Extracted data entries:

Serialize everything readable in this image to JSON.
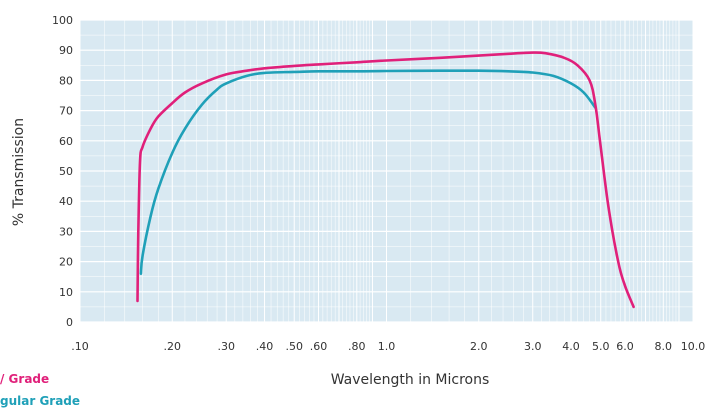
{
  "chart_data": {
    "type": "line",
    "title": "",
    "xlabel": "Wavelength in Microns",
    "ylabel": "% Transmission",
    "x_scale": "log",
    "xlim": [
      0.1,
      10.0
    ],
    "ylim": [
      0,
      100
    ],
    "grid": true,
    "plot_background": "#d9e9f2",
    "x_ticks": [
      {
        "value": 0.1,
        "label": ".10"
      },
      {
        "value": 0.2,
        "label": ".20"
      },
      {
        "value": 0.3,
        "label": ".30"
      },
      {
        "value": 0.4,
        "label": ".40"
      },
      {
        "value": 0.5,
        "label": ".50"
      },
      {
        "value": 0.6,
        "label": ".60"
      },
      {
        "value": 0.8,
        "label": ".80"
      },
      {
        "value": 1.0,
        "label": "1.0"
      },
      {
        "value": 2.0,
        "label": "2.0"
      },
      {
        "value": 3.0,
        "label": "3.0"
      },
      {
        "value": 4.0,
        "label": "4.0"
      },
      {
        "value": 5.0,
        "label": "5.0"
      },
      {
        "value": 6.0,
        "label": "6.0"
      },
      {
        "value": 8.0,
        "label": "8.0"
      },
      {
        "value": 10.0,
        "label": "10.0"
      }
    ],
    "y_ticks": [
      {
        "value": 0,
        "label": "0"
      },
      {
        "value": 10,
        "label": "10"
      },
      {
        "value": 20,
        "label": "20"
      },
      {
        "value": 30,
        "label": "30"
      },
      {
        "value": 40,
        "label": "40"
      },
      {
        "value": 50,
        "label": "50"
      },
      {
        "value": 60,
        "label": "60"
      },
      {
        "value": 70,
        "label": "70"
      },
      {
        "value": 80,
        "label": "80"
      },
      {
        "value": 90,
        "label": "90"
      },
      {
        "value": 100,
        "label": "100"
      }
    ],
    "series": [
      {
        "name": "/ Grade",
        "color": "#e0207a",
        "points": [
          [
            0.154,
            7
          ],
          [
            0.155,
            30
          ],
          [
            0.157,
            53
          ],
          [
            0.16,
            58
          ],
          [
            0.17,
            64
          ],
          [
            0.18,
            68
          ],
          [
            0.2,
            72.5
          ],
          [
            0.22,
            76
          ],
          [
            0.25,
            79
          ],
          [
            0.3,
            82
          ],
          [
            0.35,
            83.2
          ],
          [
            0.4,
            84
          ],
          [
            0.5,
            84.8
          ],
          [
            0.6,
            85.3
          ],
          [
            0.8,
            86
          ],
          [
            1.0,
            86.6
          ],
          [
            1.5,
            87.5
          ],
          [
            2.0,
            88.2
          ],
          [
            2.5,
            88.8
          ],
          [
            3.0,
            89.2
          ],
          [
            3.3,
            89
          ],
          [
            3.8,
            87.5
          ],
          [
            4.2,
            85
          ],
          [
            4.6,
            80
          ],
          [
            4.8,
            72
          ],
          [
            5.0,
            58
          ],
          [
            5.3,
            38
          ],
          [
            5.7,
            20
          ],
          [
            6.0,
            12
          ],
          [
            6.4,
            5
          ]
        ]
      },
      {
        "name": "gular Grade",
        "color": "#1fa0b8",
        "points": [
          [
            0.158,
            16
          ],
          [
            0.16,
            22
          ],
          [
            0.17,
            35
          ],
          [
            0.18,
            44
          ],
          [
            0.2,
            56
          ],
          [
            0.22,
            64
          ],
          [
            0.25,
            72
          ],
          [
            0.28,
            77
          ],
          [
            0.3,
            79
          ],
          [
            0.35,
            81.5
          ],
          [
            0.4,
            82.5
          ],
          [
            0.5,
            82.8
          ],
          [
            0.6,
            83
          ],
          [
            0.8,
            83
          ],
          [
            1.0,
            83.1
          ],
          [
            1.5,
            83.2
          ],
          [
            2.0,
            83.2
          ],
          [
            2.5,
            83
          ],
          [
            3.0,
            82.6
          ],
          [
            3.5,
            81.5
          ],
          [
            4.0,
            79
          ],
          [
            4.4,
            76
          ],
          [
            4.8,
            71
          ]
        ]
      }
    ],
    "legend": {
      "placement": "bottom-left",
      "entries": [
        {
          "label": "/ Grade",
          "color": "#e0207a"
        },
        {
          "label": "gular Grade",
          "color": "#1fa0b8"
        }
      ]
    }
  }
}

EXERCISE DETAILS:
Your copy of the data above should match it exactly, except that pictures are left out.

EXERCISE RESPONSE:
Serialize everything readable in this image to JSON.
{
  "chart_data": {
    "type": "line",
    "title": "",
    "xlabel": "Wavelength in Microns",
    "ylabel": "% Transmission",
    "x_scale": "log",
    "xlim": [
      0.1,
      10.0
    ],
    "ylim": [
      0,
      100
    ],
    "grid": true,
    "plot_background": "#d9e9f2",
    "x_ticks": [
      {
        "value": 0.1,
        "label": ".10"
      },
      {
        "value": 0.2,
        "label": ".20"
      },
      {
        "value": 0.3,
        "label": ".30"
      },
      {
        "value": 0.4,
        "label": ".40"
      },
      {
        "value": 0.5,
        "label": ".50"
      },
      {
        "value": 0.6,
        "label": ".60"
      },
      {
        "value": 0.8,
        "label": ".80"
      },
      {
        "value": 1.0,
        "label": "1.0"
      },
      {
        "value": 2.0,
        "label": "2.0"
      },
      {
        "value": 3.0,
        "label": "3.0"
      },
      {
        "value": 4.0,
        "label": "4.0"
      },
      {
        "value": 5.0,
        "label": "5.0"
      },
      {
        "value": 6.0,
        "label": "6.0"
      },
      {
        "value": 8.0,
        "label": "8.0"
      },
      {
        "value": 10.0,
        "label": "10.0"
      }
    ],
    "y_ticks": [
      {
        "value": 0,
        "label": "0"
      },
      {
        "value": 10,
        "label": "10"
      },
      {
        "value": 20,
        "label": "20"
      },
      {
        "value": 30,
        "label": "30"
      },
      {
        "value": 40,
        "label": "40"
      },
      {
        "value": 50,
        "label": "50"
      },
      {
        "value": 60,
        "label": "60"
      },
      {
        "value": 70,
        "label": "70"
      },
      {
        "value": 80,
        "label": "80"
      },
      {
        "value": 90,
        "label": "90"
      },
      {
        "value": 100,
        "label": "100"
      }
    ],
    "series": [
      {
        "name": "/ Grade",
        "color": "#e0207a",
        "points": [
          [
            0.154,
            7
          ],
          [
            0.155,
            30
          ],
          [
            0.157,
            53
          ],
          [
            0.16,
            58
          ],
          [
            0.17,
            64
          ],
          [
            0.18,
            68
          ],
          [
            0.2,
            72.5
          ],
          [
            0.22,
            76
          ],
          [
            0.25,
            79
          ],
          [
            0.3,
            82
          ],
          [
            0.35,
            83.2
          ],
          [
            0.4,
            84
          ],
          [
            0.5,
            84.8
          ],
          [
            0.6,
            85.3
          ],
          [
            0.8,
            86
          ],
          [
            1.0,
            86.6
          ],
          [
            1.5,
            87.5
          ],
          [
            2.0,
            88.2
          ],
          [
            2.5,
            88.8
          ],
          [
            3.0,
            89.2
          ],
          [
            3.3,
            89
          ],
          [
            3.8,
            87.5
          ],
          [
            4.2,
            85
          ],
          [
            4.6,
            80
          ],
          [
            4.8,
            72
          ],
          [
            5.0,
            58
          ],
          [
            5.3,
            38
          ],
          [
            5.7,
            20
          ],
          [
            6.0,
            12
          ],
          [
            6.4,
            5
          ]
        ]
      },
      {
        "name": "gular Grade",
        "color": "#1fa0b8",
        "points": [
          [
            0.158,
            16
          ],
          [
            0.16,
            22
          ],
          [
            0.17,
            35
          ],
          [
            0.18,
            44
          ],
          [
            0.2,
            56
          ],
          [
            0.22,
            64
          ],
          [
            0.25,
            72
          ],
          [
            0.28,
            77
          ],
          [
            0.3,
            79
          ],
          [
            0.35,
            81.5
          ],
          [
            0.4,
            82.5
          ],
          [
            0.5,
            82.8
          ],
          [
            0.6,
            83
          ],
          [
            0.8,
            83
          ],
          [
            1.0,
            83.1
          ],
          [
            1.5,
            83.2
          ],
          [
            2.0,
            83.2
          ],
          [
            2.5,
            83
          ],
          [
            3.0,
            82.6
          ],
          [
            3.5,
            81.5
          ],
          [
            4.0,
            79
          ],
          [
            4.4,
            76
          ],
          [
            4.8,
            71
          ]
        ]
      }
    ],
    "legend": {
      "placement": "bottom-left",
      "entries": [
        {
          "label": "/ Grade",
          "color": "#e0207a"
        },
        {
          "label": "gular Grade",
          "color": "#1fa0b8"
        }
      ]
    }
  }
}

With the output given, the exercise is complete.